** EXERCISE GOAL **
Print the whole listing exactly.
- - -
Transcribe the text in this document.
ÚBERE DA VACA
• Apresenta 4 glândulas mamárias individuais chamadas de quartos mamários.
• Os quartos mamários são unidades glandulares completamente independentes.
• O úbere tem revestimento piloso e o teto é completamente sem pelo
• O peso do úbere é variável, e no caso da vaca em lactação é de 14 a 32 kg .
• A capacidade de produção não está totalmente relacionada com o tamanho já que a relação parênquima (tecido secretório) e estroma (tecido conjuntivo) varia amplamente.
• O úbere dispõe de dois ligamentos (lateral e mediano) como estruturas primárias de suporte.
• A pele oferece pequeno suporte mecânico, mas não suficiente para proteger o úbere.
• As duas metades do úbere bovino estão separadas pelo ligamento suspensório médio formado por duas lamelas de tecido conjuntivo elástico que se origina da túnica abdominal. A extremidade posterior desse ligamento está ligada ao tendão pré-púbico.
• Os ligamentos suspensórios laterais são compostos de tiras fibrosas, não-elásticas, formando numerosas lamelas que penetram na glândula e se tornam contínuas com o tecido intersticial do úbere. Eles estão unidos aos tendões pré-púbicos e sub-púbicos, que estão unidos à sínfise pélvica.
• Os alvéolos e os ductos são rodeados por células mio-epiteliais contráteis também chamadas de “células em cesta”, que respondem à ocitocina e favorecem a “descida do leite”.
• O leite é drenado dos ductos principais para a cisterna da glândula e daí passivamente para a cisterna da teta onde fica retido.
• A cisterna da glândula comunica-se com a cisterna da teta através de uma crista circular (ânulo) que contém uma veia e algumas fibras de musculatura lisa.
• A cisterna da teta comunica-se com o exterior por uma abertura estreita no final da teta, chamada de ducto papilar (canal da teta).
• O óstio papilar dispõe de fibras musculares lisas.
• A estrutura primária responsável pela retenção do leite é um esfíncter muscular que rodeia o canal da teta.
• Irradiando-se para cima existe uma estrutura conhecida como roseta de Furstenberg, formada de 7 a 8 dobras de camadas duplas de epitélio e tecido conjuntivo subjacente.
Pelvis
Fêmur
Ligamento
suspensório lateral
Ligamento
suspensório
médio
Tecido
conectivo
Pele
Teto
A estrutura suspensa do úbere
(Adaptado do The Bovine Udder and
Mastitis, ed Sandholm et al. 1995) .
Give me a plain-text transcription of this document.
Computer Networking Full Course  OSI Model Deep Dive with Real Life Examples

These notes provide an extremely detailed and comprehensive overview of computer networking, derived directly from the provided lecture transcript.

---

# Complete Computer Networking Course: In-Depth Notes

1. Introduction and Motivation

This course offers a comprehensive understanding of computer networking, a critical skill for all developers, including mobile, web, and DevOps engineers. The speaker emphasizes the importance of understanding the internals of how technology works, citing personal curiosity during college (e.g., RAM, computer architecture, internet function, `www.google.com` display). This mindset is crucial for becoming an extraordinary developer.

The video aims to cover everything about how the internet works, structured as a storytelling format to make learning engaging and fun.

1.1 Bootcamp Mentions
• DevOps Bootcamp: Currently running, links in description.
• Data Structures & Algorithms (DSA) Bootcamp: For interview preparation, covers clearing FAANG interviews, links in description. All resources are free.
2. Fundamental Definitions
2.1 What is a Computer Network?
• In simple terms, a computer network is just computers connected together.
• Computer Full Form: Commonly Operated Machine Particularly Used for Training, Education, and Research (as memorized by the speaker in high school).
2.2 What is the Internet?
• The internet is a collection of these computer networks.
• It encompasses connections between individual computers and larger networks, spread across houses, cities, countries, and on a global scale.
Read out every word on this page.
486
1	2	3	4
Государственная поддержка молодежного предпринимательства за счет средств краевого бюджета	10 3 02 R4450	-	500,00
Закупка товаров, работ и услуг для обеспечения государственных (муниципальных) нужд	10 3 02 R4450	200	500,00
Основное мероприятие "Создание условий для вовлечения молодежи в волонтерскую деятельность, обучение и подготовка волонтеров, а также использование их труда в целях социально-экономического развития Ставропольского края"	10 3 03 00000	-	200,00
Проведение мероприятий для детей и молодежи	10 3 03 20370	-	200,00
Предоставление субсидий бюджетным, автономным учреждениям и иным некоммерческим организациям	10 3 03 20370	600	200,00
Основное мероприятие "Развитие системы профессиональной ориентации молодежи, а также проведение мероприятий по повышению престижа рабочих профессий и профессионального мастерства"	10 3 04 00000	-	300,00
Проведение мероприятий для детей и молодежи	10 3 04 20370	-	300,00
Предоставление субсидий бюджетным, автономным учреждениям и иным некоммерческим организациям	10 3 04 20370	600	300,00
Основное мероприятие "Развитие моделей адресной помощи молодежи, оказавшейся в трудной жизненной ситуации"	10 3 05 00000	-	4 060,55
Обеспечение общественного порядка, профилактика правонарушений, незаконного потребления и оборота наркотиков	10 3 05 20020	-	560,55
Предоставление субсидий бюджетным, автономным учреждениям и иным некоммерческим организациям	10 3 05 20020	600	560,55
- - -
** EXERCISE OUTPUT **
Transcribe the text in this document.
ÚBERE DA VACA
• Apresenta 4 glândulas mamárias individuais chamadas de quartos mamários.
• Os quartos mamários são unidades glandulares completamente independentes.
• O úbere tem revestimento piloso e o teto é completamente sem pelo
• O peso do úbere é variável, e no caso da vaca em lactação é de 14 a 32 kg .
• A capacidade de produção não está totalmente relacionada com o tamanho já que a relação parênquima (tecido secretório) e estroma (tecido conjuntivo) varia amplamente.
• O úbere dispõe de dois ligamentos (lateral e mediano) como estruturas primárias de suporte.
• A pele oferece pequeno suporte mecânico, mas não suficiente para proteger o úbere.
• As duas metades do úbere bovino estão separadas pelo ligamento suspensório médio formado por duas lamelas de tecido conjuntivo elástico que se origina da túnica abdominal. A extremidade posterior desse ligamento está ligada ao tendão pré-púbico.
• Os ligamentos suspensórios laterais são compostos de tiras fibrosas, não-elásticas, formando numerosas lamelas que penetram na glândula e se tornam contínuas com o tecido intersticial do úbere. Eles estão unidos aos tendões pré-púbicos e sub-púbicos, que estão unidos à sínfise pélvica.
• Os alvéolos e os ductos são rodeados por células mio-epiteliais contráteis também chamadas de “células em cesta”, que respondem à ocitocina e favorecem a “descida do leite”.
• O leite é drenado dos ductos principais para a cisterna da glândula e daí passivamente para a cisterna da teta onde fica retido.
• A cisterna da glândula comunica-se com a cisterna da teta através de uma crista circular (ânulo) que contém uma veia e algumas fibras de musculatura lisa.
• A cisterna da teta comunica-se com o exterior por uma abertura estreita no final da teta, chamada de ducto papilar (canal da teta).
• O óstio papilar dispõe de fibras musculares lisas.
• A estrutura primária responsável pela retenção do leite é um esfíncter muscular que rodeia o canal da teta.
• Irradiando-se para cima existe uma estrutura conhecida como roseta de Furstenberg, formada de 7 a 8 dobras de camadas duplas de epitélio e tecido conjuntivo subjacente.
Pelvis
Fêmur
Ligamento
suspensório lateral
Ligamento
suspensório
médio
Tecido
conectivo
Pele
Teto
A estrutura suspensa do úbere
(Adaptado do The Bovine Udder and
Mastitis, ed Sandholm et al. 1995) .
Give me a plain-text transcription of this document.
Computer Networking Full Course  OSI Model Deep Dive with Real Life Examples

These notes provide an extremely detailed and comprehensive overview of computer networking, derived directly from the provided lecture transcript.

---

# Complete Computer Networking Course: In-Depth Notes

1. Introduction and Motivation

This course offers a comprehensive understanding of computer networking, a critical skill for all developers, including mobile, web, and DevOps engineers. The speaker emphasizes the importance of understanding the internals of how technology works, citing personal curiosity during college (e.g., RAM, computer architecture, internet function, `www.google.com` display). This mindset is crucial for becoming an extraordinary developer.

The video aims to cover everything about how the internet works, structured as a storytelling format to make learning engaging and fun.

1.1 Bootcamp Mentions
• DevOps Bootcamp: Currently running, links in description.
• Data Structures & Algorithms (DSA) Bootcamp: For interview preparation, covers clearing FAANG interviews, links in description. All resources are free.
2. Fundamental Definitions
2.1 What is a Computer Network?
• In simple terms, a computer network is just computers connected together.
• Computer Full Form: Commonly Operated Machine Particularly Used for Training, Education, and Research (as memorized by the speaker in high school).
2.2 What is the Internet?
• The internet is a collection of these computer networks.
• It encompasses connections between individual computers and larger networks, spread across houses, cities, countries, and on a global scale.
Read out every word on this page.
486
1	2	3	4
Государственная поддержка молодежного предпринимательства за счет средств краевого бюджета	10 3 02 R4450	-	500,00
Закупка товаров, работ и услуг для обеспечения государственных (муниципальных) нужд	10 3 02 R4450	200	500,00
Основное мероприятие "Создание условий для вовлечения молодежи в волонтерскую деятельность, обучение и подготовка волонтеров, а также использование их труда в целях социально-экономического развития Ставропольского края"	10 3 03 00000	-	200,00
Проведение мероприятий для детей и молодежи	10 3 03 20370	-	200,00
Предоставление субсидий бюджетным, автономным учреждениям и иным некоммерческим организациям	10 3 03 20370	600	200,00
Основное мероприятие "Развитие системы профессиональной ориентации молодежи, а также проведение мероприятий по повышению престижа рабочих профессий и профессионального мастерства"	10 3 04 00000	-	300,00
Проведение мероприятий для детей и молодежи	10 3 04 20370	-	300,00
Предоставление субсидий бюджетным, автономным учреждениям и иным некоммерческим организациям	10 3 04 20370	600	300,00
Основное мероприятие "Развитие моделей адресной помощи молодежи, оказавшейся в трудной жизненной ситуации"	10 3 05 00000	-	4 060,55
Обеспечение общественного порядка, профилактика правонарушений, незаконного потребления и оборота наркотиков	10 3 05 20020	-	560,55
Предоставление субсидий бюджетным, автономным учреждениям и иным некоммерческим организациям	10 3 05 20020	600	560,55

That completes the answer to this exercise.